** Begin **
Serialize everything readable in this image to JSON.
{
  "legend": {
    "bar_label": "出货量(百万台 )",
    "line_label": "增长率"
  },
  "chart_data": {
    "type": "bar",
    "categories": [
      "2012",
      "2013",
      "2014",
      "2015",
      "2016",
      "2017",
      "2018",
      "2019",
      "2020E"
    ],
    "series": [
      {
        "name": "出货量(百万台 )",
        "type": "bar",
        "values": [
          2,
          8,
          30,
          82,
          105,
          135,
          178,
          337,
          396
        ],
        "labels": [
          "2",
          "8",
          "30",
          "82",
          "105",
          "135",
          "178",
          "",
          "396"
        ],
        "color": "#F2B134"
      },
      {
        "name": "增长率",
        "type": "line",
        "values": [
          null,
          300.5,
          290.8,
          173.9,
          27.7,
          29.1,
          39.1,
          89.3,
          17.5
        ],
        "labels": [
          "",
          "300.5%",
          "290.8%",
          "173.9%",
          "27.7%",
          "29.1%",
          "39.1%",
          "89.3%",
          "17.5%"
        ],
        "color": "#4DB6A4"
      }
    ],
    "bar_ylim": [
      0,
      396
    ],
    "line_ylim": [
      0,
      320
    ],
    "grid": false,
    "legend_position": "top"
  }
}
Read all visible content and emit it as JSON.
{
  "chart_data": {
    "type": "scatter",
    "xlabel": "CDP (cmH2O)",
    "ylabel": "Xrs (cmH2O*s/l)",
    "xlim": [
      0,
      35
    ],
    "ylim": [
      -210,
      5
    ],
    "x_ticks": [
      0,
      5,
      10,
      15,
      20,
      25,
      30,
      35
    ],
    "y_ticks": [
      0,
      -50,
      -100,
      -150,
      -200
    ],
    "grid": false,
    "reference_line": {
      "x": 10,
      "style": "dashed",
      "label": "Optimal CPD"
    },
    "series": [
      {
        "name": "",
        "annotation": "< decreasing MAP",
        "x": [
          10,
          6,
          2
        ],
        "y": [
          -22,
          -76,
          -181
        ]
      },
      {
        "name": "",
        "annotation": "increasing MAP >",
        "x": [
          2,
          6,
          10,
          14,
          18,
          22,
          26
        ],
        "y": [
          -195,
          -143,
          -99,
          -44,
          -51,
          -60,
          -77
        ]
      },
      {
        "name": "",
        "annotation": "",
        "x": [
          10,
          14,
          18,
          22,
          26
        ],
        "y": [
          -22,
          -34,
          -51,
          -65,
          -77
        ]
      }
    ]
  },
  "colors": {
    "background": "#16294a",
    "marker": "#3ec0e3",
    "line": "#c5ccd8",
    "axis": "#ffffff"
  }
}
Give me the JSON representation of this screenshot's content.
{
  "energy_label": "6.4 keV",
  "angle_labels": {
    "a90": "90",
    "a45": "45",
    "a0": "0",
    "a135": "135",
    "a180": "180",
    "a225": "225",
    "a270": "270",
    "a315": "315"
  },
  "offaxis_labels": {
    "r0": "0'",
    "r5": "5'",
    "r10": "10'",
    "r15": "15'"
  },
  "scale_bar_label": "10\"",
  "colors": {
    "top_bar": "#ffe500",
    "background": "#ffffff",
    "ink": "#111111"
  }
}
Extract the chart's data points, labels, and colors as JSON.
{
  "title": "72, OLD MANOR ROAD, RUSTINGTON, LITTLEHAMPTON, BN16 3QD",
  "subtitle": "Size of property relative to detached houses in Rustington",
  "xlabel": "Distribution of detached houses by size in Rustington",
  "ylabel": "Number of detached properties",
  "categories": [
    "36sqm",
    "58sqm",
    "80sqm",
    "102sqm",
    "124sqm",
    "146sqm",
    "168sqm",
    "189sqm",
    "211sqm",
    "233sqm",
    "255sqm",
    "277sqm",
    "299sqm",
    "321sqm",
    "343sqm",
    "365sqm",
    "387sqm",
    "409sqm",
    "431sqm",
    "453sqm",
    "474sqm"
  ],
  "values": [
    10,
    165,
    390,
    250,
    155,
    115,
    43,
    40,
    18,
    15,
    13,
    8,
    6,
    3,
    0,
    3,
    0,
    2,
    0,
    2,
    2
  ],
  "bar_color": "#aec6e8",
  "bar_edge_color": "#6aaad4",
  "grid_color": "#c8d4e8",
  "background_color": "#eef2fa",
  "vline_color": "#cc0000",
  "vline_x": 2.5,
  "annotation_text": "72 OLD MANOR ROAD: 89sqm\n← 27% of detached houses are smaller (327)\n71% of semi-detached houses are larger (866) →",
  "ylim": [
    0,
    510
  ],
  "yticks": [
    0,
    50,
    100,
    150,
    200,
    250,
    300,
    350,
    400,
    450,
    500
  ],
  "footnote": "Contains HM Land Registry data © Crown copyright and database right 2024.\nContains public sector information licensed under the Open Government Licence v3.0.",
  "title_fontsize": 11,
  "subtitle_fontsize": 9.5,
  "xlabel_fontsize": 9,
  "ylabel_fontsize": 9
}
** End **
Check every line in the material above for the string "this", then give only the number of lines that have it.

Solved problem -
2